Part of a data file:

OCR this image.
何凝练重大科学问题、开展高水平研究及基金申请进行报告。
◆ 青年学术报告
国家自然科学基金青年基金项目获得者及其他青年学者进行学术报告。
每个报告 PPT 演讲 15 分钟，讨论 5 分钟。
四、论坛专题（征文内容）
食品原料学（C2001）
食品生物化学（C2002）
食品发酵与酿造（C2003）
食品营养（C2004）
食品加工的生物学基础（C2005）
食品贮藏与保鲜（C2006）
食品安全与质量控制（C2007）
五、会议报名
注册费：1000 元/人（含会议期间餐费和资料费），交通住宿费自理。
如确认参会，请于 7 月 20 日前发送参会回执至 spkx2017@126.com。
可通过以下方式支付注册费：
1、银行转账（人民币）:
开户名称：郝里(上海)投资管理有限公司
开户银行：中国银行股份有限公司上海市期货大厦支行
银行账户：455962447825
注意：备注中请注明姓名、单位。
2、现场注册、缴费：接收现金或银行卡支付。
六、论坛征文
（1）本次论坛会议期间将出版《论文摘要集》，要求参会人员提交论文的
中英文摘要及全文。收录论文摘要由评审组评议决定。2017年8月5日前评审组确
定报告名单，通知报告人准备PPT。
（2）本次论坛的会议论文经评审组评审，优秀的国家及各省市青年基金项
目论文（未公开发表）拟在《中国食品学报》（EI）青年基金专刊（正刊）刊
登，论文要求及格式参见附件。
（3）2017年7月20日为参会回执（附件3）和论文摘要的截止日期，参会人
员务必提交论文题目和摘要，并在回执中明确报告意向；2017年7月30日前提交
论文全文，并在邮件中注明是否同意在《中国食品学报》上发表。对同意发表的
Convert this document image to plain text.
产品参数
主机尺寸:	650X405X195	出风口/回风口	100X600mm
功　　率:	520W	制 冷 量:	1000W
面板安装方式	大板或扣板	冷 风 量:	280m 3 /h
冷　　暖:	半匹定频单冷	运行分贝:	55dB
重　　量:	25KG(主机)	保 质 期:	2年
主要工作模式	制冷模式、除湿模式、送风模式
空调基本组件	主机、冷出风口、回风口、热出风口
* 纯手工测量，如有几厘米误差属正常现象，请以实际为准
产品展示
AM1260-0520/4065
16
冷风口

EXERCISE DETAILS:
Go over the records above and tally the lines with the word "中国食品学报" in them. Give the number alone.

EXERCISE SOLUTION:
2